## What you need to do
Repeat the lines that follow, leaving nothing out.

## Exercise material
────
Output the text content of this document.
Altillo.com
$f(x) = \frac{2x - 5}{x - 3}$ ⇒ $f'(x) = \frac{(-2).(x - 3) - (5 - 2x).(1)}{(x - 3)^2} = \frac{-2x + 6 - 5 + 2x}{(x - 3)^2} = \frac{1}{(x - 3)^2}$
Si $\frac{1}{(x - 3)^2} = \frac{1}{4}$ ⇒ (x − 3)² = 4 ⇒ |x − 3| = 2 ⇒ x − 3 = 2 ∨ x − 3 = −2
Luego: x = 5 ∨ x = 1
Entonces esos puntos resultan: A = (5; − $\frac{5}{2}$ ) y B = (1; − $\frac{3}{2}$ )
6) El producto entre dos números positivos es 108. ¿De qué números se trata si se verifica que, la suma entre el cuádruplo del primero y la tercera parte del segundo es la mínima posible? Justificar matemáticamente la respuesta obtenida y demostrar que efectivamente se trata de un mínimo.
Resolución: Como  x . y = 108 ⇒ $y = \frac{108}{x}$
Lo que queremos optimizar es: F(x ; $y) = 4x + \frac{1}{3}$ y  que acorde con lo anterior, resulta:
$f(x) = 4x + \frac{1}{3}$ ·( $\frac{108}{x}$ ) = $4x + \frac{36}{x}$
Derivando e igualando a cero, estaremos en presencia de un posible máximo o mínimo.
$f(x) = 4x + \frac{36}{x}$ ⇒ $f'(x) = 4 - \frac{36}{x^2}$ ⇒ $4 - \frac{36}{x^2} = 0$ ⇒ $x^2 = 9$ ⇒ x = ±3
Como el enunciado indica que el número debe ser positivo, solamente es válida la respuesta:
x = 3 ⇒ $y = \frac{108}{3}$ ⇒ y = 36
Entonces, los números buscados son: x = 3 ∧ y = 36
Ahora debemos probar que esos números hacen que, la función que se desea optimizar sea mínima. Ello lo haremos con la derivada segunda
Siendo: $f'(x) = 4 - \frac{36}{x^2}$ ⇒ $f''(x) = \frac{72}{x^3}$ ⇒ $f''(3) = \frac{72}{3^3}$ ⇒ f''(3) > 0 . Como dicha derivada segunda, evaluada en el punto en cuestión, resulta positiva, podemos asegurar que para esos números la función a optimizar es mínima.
────
## Answer in full
Output the text content of this document.
Altillo.com
$f(x) = \frac{2x - 5}{x - 3}$ ⇒ $f'(x) = \frac{(-2).(x - 3) - (5 - 2x).(1)}{(x - 3)^2} = \frac{-2x + 6 - 5 + 2x}{(x - 3)^2} = \frac{1}{(x - 3)^2}$
Si $\frac{1}{(x - 3)^2} = \frac{1}{4}$ ⇒ (x − 3)² = 4 ⇒ |x − 3| = 2 ⇒ x − 3 = 2 ∨ x − 3 = −2
Luego: x = 5 ∨ x = 1
Entonces esos puntos resultan: A = (5; − $\frac{5}{2}$ ) y B = (1; − $\frac{3}{2}$ )
6) El producto entre dos números positivos es 108. ¿De qué números se trata si se verifica que, la suma entre el cuádruplo del primero y la tercera parte del segundo es la mínima posible? Justificar matemáticamente la respuesta obtenida y demostrar que efectivamente se trata de un mínimo.
Resolución: Como  x . y = 108 ⇒ $y = \frac{108}{x}$
Lo que queremos optimizar es: F(x ; $y) = 4x + \frac{1}{3}$ y  que acorde con lo anterior, resulta:
$f(x) = 4x + \frac{1}{3}$ ·( $\frac{108}{x}$ ) = $4x + \frac{36}{x}$
Derivando e igualando a cero, estaremos en presencia de un posible máximo o mínimo.
$f(x) = 4x + \frac{36}{x}$ ⇒ $f'(x) = 4 - \frac{36}{x^2}$ ⇒ $4 - \frac{36}{x^2} = 0$ ⇒ $x^2 = 9$ ⇒ x = ±3
Como el enunciado indica que el número debe ser positivo, solamente es válida la respuesta:
x = 3 ⇒ $y = \frac{108}{3}$ ⇒ y = 36
Entonces, los números buscados son: x = 3 ∧ y = 36
Ahora debemos probar que esos números hacen que, la función que se desea optimizar sea mínima. Ello lo haremos con la derivada segunda
Siendo: $f'(x) = 4 - \frac{36}{x^2}$ ⇒ $f''(x) = \frac{72}{x^3}$ ⇒ $f''(3) = \frac{72}{3^3}$ ⇒ f''(3) > 0 . Como dicha derivada segunda, evaluada en el punto en cuestión, resulta positiva, podemos asegurar que para esos números la función a optimizar es mínima.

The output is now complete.